(TASK INSTRUCTIONS) Lift every line from the entries that includes the word "JSON".

[Items from a figure collection]
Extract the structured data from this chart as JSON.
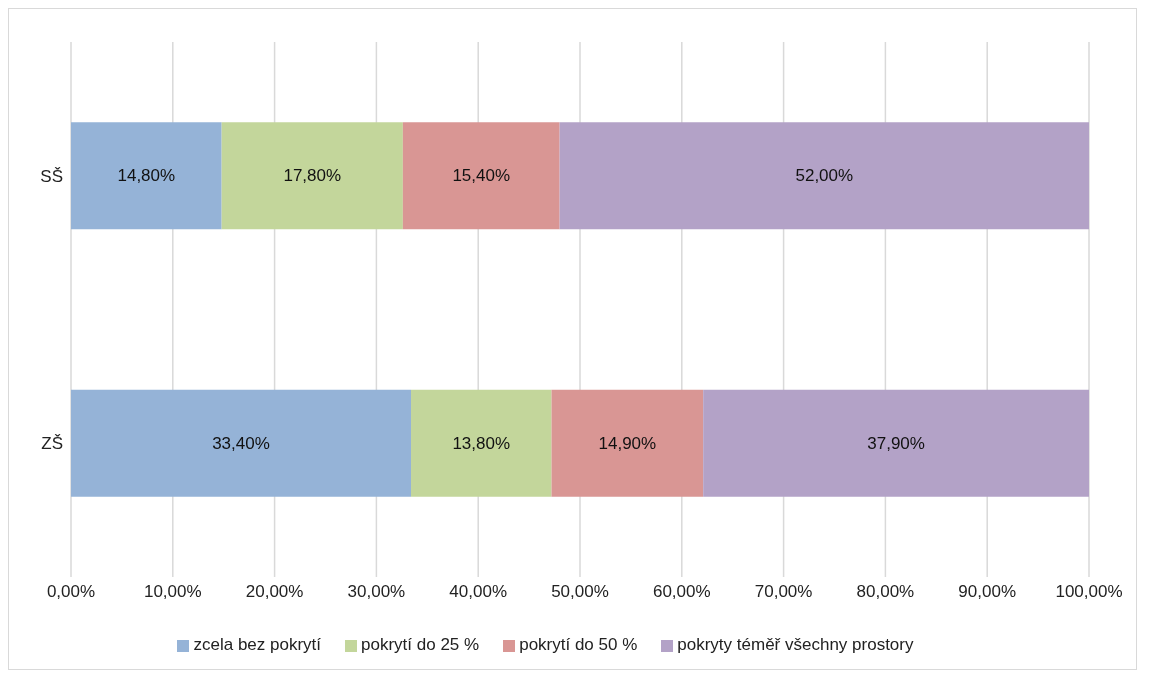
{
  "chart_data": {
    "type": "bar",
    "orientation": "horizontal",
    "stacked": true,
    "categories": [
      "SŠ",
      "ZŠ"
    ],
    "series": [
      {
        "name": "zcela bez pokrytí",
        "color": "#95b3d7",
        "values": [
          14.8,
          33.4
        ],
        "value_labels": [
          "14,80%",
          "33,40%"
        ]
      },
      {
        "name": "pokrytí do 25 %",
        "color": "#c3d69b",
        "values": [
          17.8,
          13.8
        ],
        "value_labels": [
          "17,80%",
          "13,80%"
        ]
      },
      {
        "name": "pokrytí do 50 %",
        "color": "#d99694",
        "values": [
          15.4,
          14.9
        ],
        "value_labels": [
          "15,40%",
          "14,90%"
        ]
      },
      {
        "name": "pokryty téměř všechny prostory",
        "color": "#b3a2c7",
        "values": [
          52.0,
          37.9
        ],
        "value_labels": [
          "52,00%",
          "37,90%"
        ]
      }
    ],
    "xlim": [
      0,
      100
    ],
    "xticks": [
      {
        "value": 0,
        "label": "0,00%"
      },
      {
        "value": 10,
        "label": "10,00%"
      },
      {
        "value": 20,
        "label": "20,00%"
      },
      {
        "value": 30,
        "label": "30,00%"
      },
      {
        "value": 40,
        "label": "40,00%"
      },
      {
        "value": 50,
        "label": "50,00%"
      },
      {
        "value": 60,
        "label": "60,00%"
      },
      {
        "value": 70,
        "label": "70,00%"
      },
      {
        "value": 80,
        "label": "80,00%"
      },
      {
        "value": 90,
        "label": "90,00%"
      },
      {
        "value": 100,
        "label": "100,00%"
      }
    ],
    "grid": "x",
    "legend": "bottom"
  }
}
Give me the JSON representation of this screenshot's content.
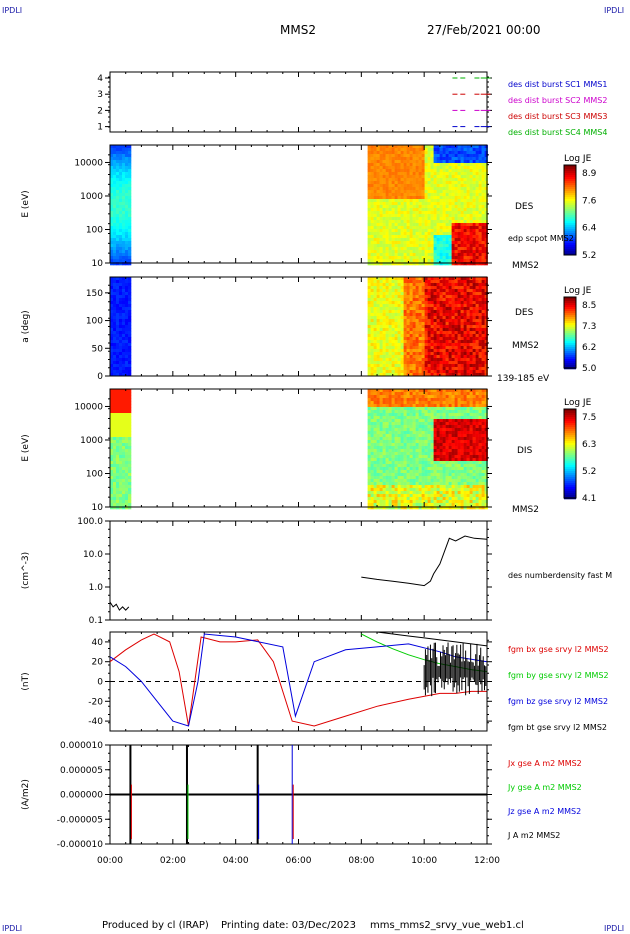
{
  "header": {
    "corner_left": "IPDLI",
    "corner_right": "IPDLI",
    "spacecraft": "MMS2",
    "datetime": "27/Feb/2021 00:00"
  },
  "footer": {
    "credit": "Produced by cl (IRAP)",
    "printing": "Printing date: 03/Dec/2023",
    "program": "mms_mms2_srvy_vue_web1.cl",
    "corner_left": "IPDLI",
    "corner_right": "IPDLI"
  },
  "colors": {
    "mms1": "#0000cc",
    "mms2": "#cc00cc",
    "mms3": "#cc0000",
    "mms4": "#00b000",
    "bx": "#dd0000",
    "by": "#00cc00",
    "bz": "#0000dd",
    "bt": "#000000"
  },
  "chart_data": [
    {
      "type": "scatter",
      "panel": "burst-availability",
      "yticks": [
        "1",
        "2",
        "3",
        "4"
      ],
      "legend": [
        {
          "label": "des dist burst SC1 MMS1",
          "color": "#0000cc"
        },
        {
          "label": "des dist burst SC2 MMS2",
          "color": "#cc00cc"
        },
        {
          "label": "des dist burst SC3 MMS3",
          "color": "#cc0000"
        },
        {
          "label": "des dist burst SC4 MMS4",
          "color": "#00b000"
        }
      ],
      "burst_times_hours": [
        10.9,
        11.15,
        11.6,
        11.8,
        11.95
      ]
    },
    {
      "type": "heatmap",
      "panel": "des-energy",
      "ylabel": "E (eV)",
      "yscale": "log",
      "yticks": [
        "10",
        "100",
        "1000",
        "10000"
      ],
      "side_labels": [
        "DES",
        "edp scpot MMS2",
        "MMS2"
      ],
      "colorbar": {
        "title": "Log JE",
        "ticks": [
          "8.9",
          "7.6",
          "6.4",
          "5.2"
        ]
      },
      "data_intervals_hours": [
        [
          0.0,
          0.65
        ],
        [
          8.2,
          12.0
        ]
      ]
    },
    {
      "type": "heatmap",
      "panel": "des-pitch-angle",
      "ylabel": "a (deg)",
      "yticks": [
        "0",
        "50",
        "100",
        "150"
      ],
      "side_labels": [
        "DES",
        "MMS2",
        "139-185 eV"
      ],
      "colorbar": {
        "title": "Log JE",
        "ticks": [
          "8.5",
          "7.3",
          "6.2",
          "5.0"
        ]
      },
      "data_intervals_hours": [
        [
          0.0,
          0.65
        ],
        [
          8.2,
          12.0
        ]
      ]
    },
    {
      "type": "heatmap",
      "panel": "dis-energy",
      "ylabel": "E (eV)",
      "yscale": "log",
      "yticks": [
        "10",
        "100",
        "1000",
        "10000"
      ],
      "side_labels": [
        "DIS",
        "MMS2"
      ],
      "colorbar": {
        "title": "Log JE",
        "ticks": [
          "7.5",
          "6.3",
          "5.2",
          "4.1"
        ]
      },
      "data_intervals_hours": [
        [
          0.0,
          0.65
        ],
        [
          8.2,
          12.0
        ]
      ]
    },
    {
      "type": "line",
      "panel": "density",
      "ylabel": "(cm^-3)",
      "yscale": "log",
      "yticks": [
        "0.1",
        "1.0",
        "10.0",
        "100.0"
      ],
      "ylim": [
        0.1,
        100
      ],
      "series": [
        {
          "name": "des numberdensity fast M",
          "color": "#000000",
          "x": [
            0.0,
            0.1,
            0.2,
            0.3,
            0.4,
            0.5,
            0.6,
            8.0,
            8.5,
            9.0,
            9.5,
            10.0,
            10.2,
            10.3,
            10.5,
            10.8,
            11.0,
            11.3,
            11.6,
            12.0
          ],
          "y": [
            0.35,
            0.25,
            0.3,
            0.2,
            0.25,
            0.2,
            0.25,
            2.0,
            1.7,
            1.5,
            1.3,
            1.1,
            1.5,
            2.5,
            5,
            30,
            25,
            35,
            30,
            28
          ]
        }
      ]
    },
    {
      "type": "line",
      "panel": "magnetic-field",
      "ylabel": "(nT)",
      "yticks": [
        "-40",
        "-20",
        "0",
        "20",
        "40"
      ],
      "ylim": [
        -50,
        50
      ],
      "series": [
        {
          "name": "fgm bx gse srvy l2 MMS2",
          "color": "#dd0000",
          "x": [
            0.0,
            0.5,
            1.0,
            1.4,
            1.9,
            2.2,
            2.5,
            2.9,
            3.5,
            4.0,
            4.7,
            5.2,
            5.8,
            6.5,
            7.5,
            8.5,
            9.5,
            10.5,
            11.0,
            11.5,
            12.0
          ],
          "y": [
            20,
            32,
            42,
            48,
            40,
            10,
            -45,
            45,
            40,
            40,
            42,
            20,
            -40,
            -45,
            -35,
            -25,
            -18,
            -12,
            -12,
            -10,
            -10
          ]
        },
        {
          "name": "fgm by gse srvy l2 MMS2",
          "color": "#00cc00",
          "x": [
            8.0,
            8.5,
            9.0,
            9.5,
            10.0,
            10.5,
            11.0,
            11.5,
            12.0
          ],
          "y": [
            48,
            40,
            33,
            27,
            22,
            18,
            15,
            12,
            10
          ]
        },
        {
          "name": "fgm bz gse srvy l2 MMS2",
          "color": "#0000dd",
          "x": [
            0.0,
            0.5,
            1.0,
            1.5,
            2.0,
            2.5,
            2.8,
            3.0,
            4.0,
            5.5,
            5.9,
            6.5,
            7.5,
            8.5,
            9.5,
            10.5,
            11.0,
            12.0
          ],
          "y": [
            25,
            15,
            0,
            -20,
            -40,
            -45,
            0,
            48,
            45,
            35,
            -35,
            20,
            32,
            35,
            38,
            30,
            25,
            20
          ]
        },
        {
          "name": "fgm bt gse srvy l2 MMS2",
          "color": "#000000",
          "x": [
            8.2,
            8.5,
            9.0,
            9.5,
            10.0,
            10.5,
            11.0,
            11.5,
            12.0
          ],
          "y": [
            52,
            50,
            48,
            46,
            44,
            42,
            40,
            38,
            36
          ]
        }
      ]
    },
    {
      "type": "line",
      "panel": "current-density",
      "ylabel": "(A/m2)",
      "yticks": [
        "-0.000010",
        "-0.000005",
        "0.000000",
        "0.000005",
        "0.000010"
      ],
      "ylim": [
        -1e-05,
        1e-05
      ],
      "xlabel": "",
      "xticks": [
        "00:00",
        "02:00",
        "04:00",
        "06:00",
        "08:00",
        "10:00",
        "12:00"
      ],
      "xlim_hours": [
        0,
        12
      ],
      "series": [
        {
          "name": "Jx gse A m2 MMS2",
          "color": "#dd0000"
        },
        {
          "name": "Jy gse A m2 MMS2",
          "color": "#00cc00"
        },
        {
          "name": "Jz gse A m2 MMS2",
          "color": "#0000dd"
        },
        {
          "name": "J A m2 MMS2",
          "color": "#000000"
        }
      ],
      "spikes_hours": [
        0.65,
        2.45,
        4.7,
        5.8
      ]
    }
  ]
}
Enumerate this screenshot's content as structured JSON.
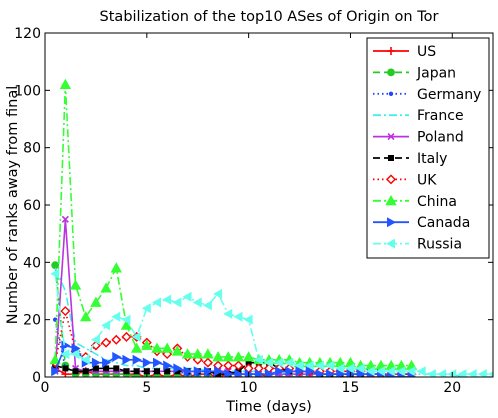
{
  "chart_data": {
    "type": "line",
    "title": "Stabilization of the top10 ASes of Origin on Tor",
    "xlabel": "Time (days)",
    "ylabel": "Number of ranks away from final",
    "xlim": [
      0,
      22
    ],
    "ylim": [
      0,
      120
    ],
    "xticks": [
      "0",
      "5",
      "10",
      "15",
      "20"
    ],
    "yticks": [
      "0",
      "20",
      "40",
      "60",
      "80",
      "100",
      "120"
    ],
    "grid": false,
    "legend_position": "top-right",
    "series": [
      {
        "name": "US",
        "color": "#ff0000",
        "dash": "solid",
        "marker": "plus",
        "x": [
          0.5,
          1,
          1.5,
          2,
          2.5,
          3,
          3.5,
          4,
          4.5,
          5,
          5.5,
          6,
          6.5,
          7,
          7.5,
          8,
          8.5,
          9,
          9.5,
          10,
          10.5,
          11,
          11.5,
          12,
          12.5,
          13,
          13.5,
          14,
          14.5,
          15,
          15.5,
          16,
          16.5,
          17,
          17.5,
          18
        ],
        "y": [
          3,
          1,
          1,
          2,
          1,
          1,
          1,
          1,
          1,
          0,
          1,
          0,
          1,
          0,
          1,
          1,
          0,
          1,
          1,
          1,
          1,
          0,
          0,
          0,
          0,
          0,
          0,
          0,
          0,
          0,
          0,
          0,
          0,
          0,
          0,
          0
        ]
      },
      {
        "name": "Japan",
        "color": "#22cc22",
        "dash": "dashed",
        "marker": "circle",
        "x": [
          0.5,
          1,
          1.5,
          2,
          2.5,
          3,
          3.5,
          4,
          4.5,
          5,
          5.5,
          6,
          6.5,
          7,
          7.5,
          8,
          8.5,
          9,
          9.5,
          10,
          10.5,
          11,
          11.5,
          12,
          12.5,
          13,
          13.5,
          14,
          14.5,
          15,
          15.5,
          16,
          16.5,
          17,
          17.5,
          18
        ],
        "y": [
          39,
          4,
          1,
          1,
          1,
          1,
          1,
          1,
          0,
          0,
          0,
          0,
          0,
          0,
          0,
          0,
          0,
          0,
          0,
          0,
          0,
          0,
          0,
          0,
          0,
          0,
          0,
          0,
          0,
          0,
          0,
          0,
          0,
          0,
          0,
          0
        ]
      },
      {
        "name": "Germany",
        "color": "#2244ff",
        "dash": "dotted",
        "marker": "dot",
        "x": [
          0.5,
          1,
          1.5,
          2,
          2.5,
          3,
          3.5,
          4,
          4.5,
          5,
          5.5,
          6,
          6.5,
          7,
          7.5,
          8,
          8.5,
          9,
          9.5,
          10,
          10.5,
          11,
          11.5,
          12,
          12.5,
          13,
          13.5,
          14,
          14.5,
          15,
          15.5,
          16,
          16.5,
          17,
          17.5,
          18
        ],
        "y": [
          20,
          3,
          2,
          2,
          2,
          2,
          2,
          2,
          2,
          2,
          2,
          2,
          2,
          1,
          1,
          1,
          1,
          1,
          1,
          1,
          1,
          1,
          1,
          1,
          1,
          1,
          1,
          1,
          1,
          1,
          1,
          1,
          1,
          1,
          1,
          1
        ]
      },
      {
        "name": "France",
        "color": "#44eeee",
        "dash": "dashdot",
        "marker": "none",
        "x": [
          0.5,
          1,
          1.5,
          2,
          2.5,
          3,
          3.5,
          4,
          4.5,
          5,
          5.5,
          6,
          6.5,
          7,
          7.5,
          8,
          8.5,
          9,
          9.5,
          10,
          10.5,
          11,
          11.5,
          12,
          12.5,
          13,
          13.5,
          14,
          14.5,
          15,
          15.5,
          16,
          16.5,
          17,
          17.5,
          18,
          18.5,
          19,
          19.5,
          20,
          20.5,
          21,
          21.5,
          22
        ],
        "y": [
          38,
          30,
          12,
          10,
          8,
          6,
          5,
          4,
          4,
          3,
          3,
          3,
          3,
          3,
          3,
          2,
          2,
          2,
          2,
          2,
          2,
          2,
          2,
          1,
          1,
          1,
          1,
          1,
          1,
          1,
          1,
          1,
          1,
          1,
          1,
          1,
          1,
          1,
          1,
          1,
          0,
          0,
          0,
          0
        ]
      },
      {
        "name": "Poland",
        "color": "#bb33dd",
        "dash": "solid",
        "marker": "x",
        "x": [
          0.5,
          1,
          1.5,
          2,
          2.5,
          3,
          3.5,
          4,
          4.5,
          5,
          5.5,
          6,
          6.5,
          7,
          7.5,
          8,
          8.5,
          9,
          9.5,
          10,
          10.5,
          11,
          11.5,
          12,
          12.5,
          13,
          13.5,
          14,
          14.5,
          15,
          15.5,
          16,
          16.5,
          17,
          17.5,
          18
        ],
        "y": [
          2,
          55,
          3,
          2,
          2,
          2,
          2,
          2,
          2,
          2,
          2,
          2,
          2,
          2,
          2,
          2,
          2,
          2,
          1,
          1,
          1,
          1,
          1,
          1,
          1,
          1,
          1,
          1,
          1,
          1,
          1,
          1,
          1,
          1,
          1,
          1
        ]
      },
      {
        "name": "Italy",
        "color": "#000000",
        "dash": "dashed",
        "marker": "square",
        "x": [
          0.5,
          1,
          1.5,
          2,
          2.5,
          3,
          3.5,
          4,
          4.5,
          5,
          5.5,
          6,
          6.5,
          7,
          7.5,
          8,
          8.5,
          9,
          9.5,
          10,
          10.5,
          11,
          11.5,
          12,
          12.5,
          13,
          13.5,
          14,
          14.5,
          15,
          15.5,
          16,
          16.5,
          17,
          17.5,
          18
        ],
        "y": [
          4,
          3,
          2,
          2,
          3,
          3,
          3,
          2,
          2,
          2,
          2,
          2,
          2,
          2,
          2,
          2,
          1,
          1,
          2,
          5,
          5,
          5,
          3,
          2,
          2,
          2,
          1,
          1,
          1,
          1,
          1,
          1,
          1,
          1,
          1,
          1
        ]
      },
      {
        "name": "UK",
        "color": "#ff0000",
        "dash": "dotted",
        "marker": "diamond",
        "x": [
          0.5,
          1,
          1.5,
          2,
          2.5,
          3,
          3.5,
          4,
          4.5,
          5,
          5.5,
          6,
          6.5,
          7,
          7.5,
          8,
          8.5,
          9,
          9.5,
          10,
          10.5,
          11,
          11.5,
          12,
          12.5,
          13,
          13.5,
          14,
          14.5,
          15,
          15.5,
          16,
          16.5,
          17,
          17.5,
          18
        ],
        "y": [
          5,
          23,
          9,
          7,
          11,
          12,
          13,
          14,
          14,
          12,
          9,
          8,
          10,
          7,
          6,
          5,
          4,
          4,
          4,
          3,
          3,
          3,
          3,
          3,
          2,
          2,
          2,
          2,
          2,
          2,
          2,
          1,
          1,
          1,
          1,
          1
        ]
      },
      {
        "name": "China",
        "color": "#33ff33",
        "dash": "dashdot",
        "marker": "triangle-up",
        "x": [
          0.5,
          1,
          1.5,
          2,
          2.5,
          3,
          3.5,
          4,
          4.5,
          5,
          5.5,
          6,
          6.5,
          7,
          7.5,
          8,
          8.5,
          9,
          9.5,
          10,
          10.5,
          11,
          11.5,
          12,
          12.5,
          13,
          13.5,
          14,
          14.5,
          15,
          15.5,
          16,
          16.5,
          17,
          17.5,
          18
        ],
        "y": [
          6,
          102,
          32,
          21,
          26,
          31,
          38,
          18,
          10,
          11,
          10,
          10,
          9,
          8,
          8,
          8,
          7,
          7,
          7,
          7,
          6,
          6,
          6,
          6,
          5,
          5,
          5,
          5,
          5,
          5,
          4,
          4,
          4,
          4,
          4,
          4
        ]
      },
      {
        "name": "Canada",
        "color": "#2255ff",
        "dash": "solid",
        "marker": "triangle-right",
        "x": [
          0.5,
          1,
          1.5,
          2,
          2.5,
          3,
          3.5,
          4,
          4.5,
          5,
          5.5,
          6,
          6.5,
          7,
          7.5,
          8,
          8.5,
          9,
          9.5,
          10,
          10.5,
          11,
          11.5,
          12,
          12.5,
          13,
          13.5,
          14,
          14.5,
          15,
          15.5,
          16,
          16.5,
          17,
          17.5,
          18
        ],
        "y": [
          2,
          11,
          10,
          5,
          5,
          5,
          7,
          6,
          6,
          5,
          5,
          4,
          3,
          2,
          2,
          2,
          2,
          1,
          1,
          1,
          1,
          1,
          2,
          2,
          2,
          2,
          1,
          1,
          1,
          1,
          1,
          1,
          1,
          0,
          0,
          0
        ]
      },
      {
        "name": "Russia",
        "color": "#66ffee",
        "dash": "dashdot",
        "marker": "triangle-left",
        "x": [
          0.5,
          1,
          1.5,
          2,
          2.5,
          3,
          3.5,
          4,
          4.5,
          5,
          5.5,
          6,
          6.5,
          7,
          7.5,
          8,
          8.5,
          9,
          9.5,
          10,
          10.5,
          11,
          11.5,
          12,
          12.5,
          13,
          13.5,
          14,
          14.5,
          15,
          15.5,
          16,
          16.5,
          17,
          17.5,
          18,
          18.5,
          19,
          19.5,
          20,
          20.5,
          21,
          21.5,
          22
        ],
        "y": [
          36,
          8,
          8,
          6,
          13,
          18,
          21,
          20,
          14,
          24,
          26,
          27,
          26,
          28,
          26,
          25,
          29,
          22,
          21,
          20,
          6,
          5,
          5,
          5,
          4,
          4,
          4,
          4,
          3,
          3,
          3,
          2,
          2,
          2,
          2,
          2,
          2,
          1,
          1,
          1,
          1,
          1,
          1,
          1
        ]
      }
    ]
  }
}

(COMPLETE OUTPUT)
Extract the structured data from this chart as JSON.
Give me the JSON representation of this screenshot's content.
Enumerate this screenshot's content as structured JSON.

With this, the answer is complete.